In the listing below, identify each line with the word "cook" and return those lines.

—————

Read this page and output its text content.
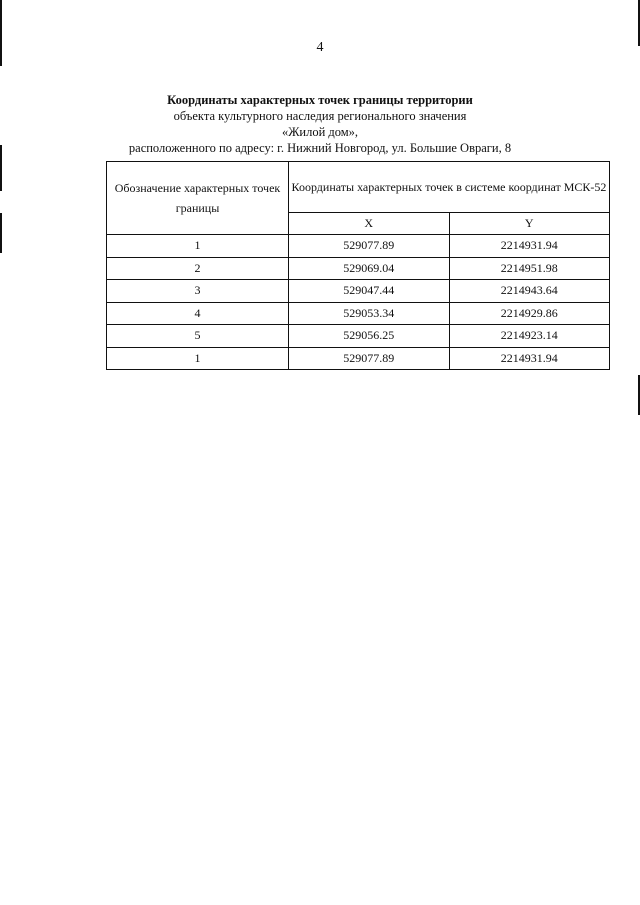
4
Координаты характерных точек границы территории
объекта культурного наследия регионального значения
«Жилой дом»,
расположенного по адресу: г. Нижний Новгород, ул. Большие Овраги, 8
Обозначение характерных точек границы	Координаты характерных точек в системе координат МСК-52	
	X	Y
1	529077.89	2214931.94
2	529069.04	2214951.98
3	529047.44	2214943.64
4	529053.34	2214929.86
5	529056.25	2214923.14
1	529077.89	2214931.94
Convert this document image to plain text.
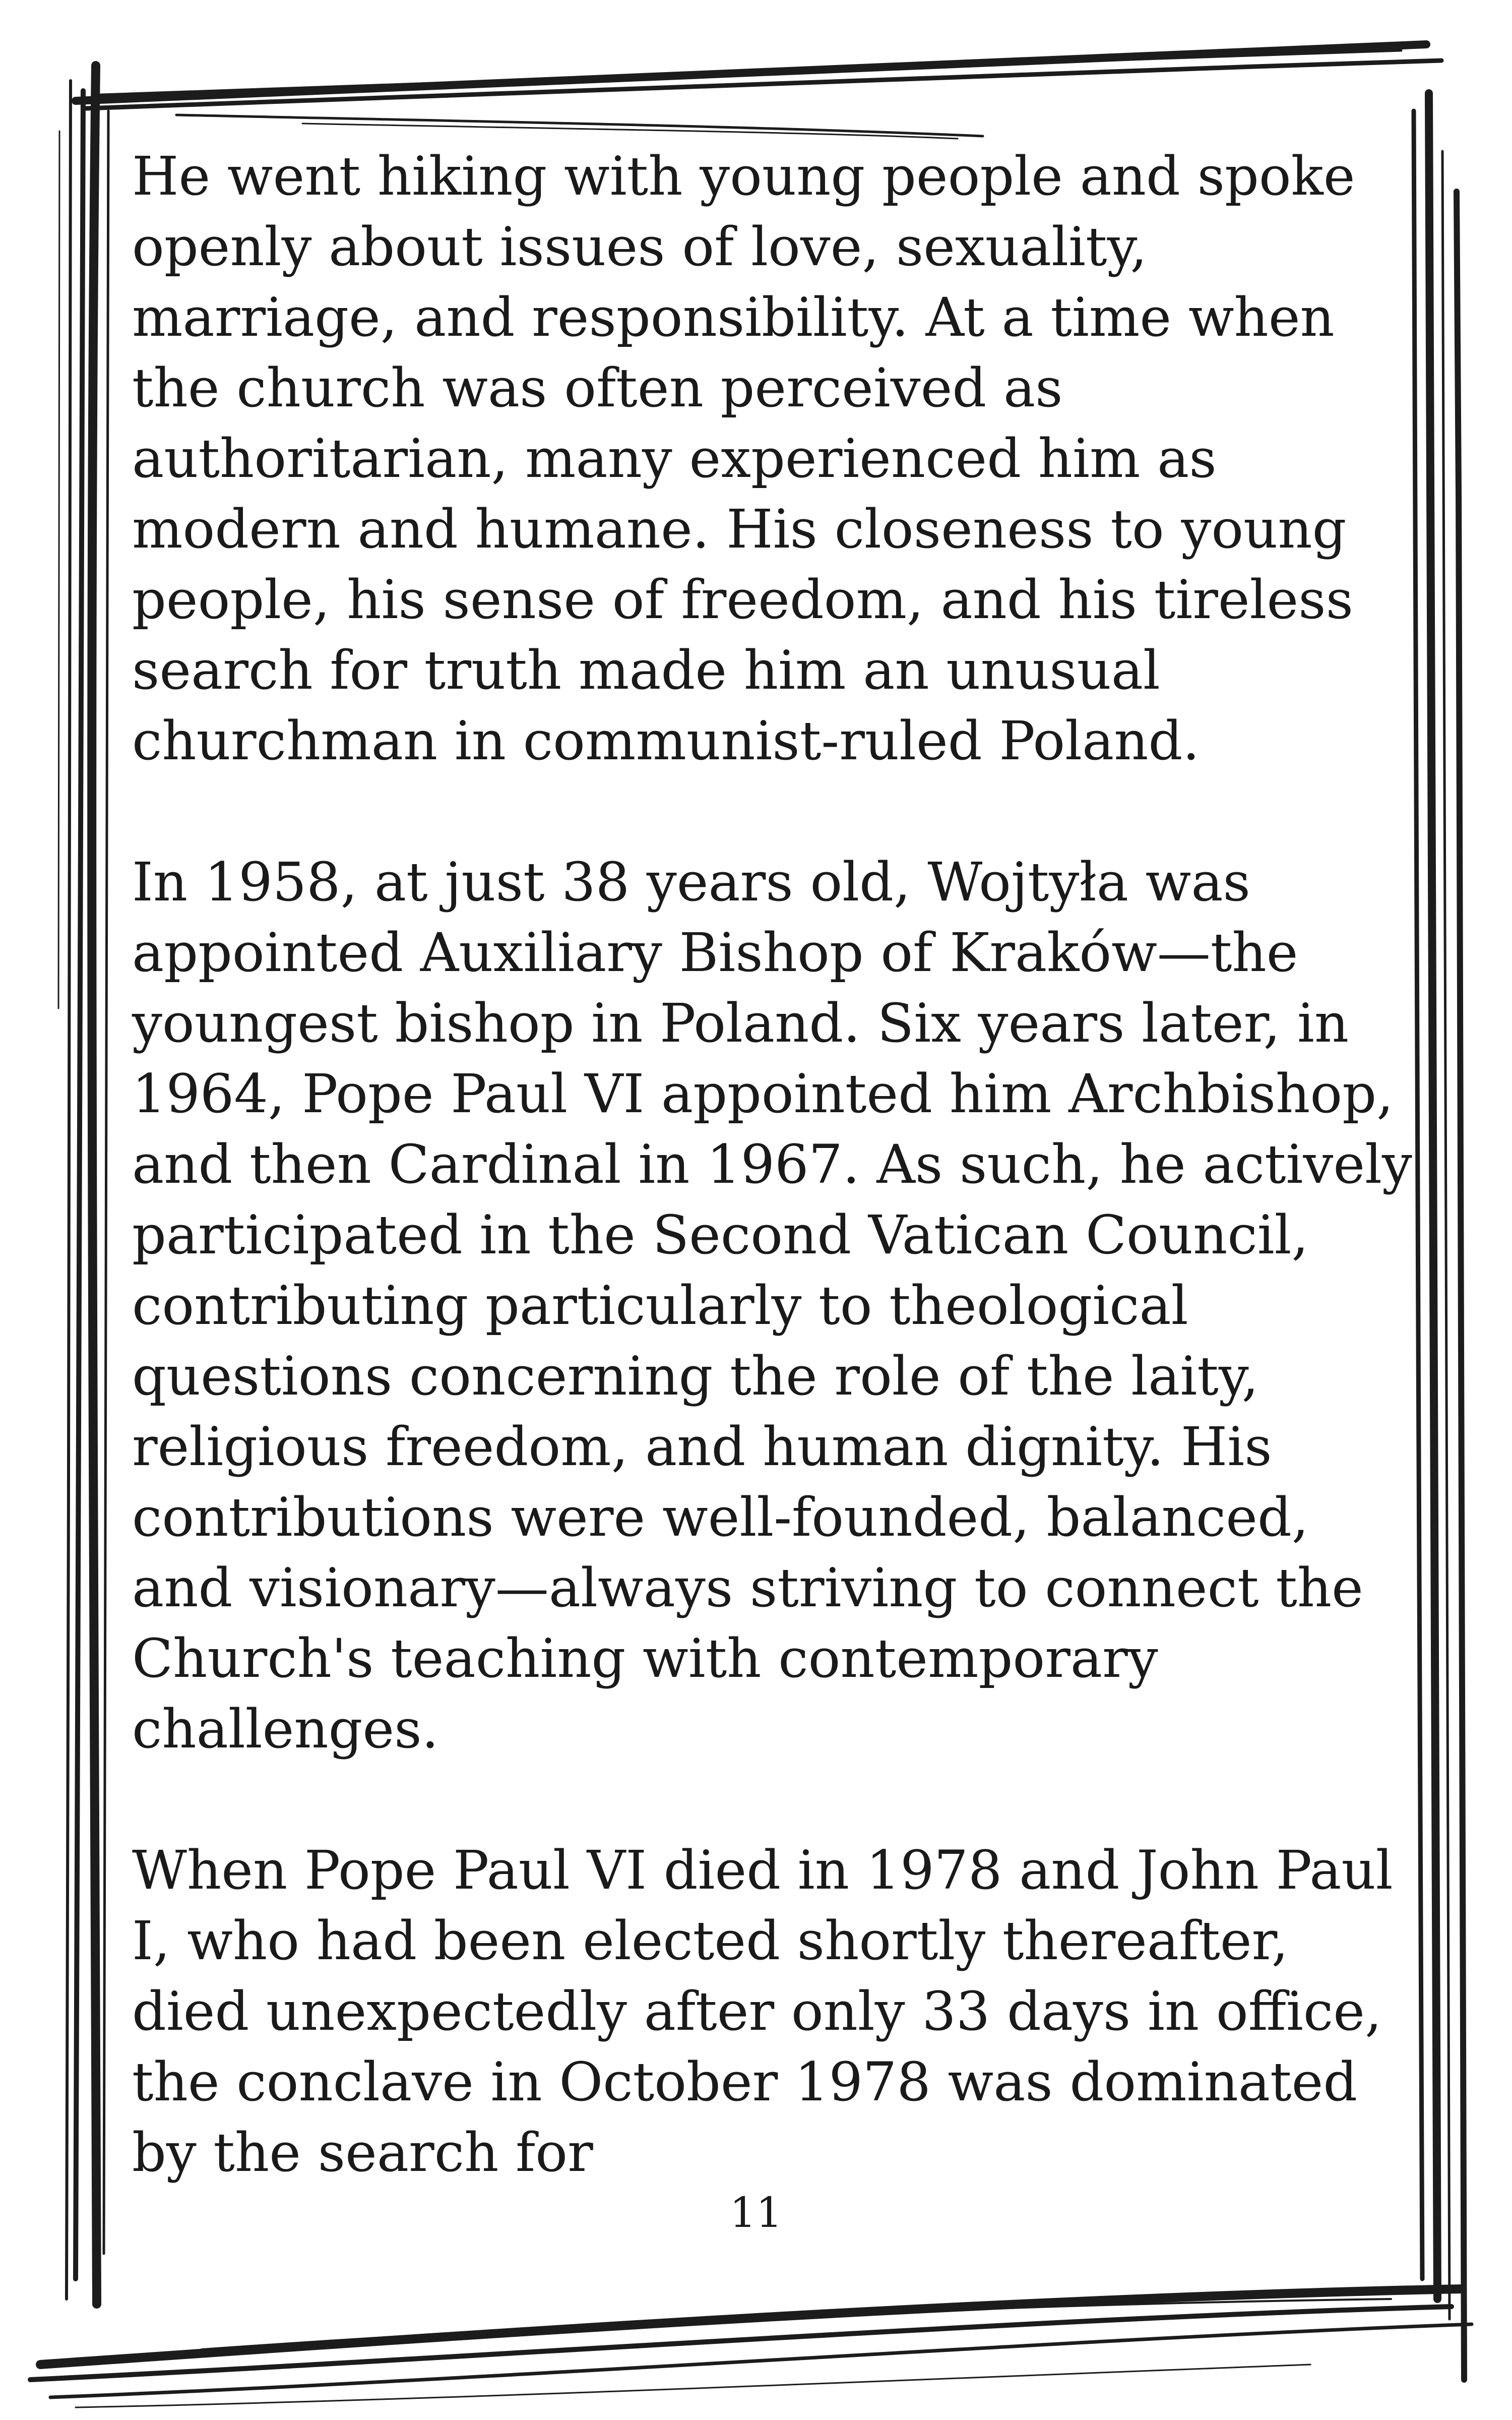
He went hiking with young people and spoke openly about issues of love, sexuality, marriage, and responsibility. At a time when the church was often perceived as authoritarian, many experienced him as modern and humane. His closeness to young people, his sense of freedom, and his tireless search for truth made him an unusual churchman in communist-ruled Poland.

In 1958, at just 38 years old, Wojtyła was appointed Auxiliary Bishop of Kraków—the youngest bishop in Poland. Six years later, in 1964, Pope Paul VI appointed him Archbishop, and then Cardinal in 1967. As such, he actively participated in the Second Vatican Council, contributing particularly to theological questions concerning the role of the laity, religious freedom, and human dignity. His contributions were well-founded, balanced, and visionary—always striving to connect the Church's teaching with contemporary challenges.

When Pope Paul VI died in 1978 and John Paul I, who had been elected shortly thereafter, died unexpectedly after only 33 days in office, the conclave in October 1978 was dominated by the search for

11
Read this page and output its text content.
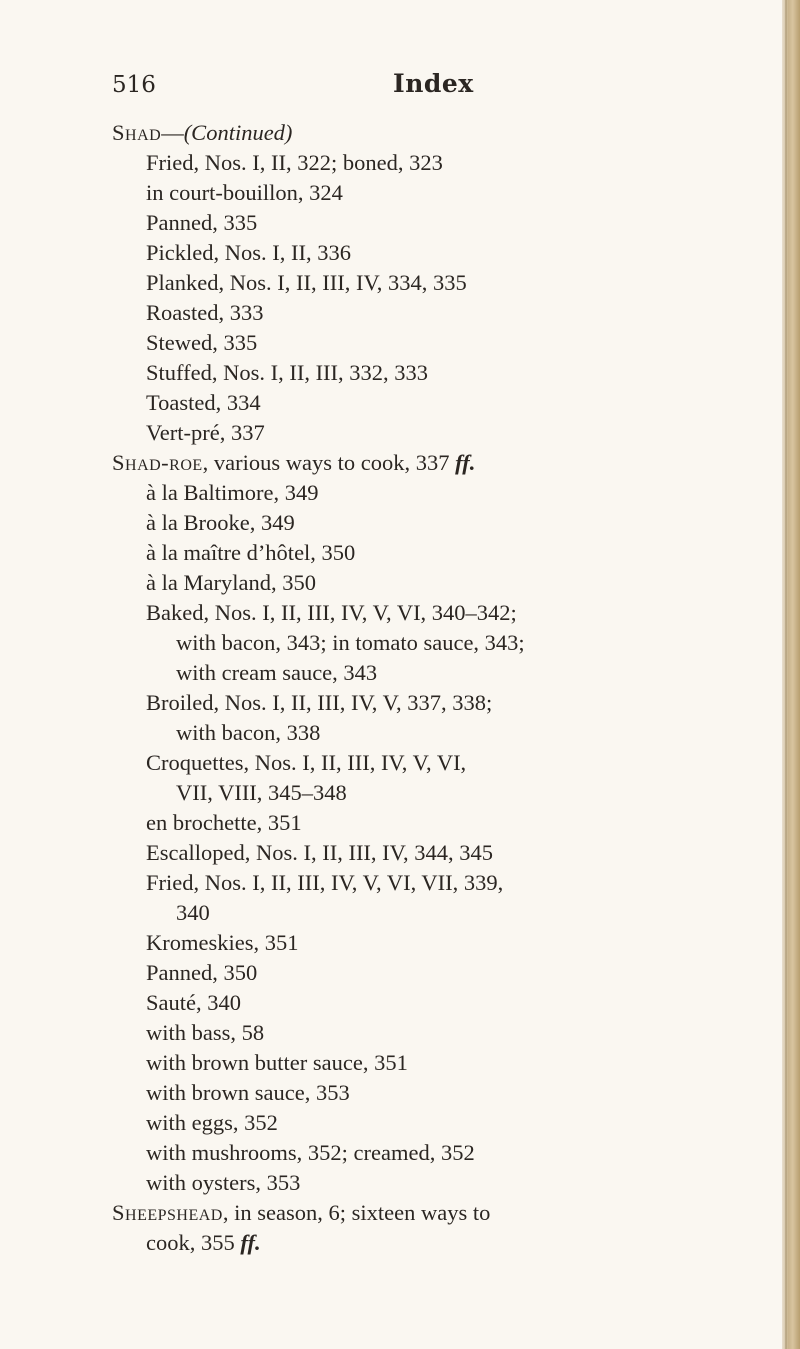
516	Index
Shad—(Continued)
Fried, Nos. I, II, 322; boned, 323
in court-bouillon, 324
Panned, 335
Pickled, Nos. I, II, 336
Planked, Nos. I, II, III, IV, 334, 335
Roasted, 333
Stewed, 335
Stuffed, Nos. I, II, III, 332, 333
Toasted, 334
Vert-pré, 337
Shad-roe, various ways to cook, 337 ff.
à la Baltimore, 349
à la Brooke, 349
à la maître d’hôtel, 350
à la Maryland, 350
Baked, Nos. I, II, III, IV, V, VI, 340–342;
with bacon, 343; in tomato sauce, 343;
with cream sauce, 343
Broiled, Nos. I, II, III, IV, V, 337, 338;
with bacon, 338
Croquettes, Nos. I, II, III, IV, V, VI,
VII, VIII, 345–348
en brochette, 351
Escalloped, Nos. I, II, III, IV, 344, 345
Fried, Nos. I, II, III, IV, V, VI, VII, 339,
340
Kromeskies, 351
Panned, 350
Sauté, 340
with bass, 58
with brown butter sauce, 351
with brown sauce, 353
with eggs, 352
with mushrooms, 352; creamed, 352
with oysters, 353
Sheepshead, in season, 6; sixteen ways to
cook, 355 ff.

—————

Correct answer:
Shad-roe, various ways to cook, 337 ff.
cook, 355 ff.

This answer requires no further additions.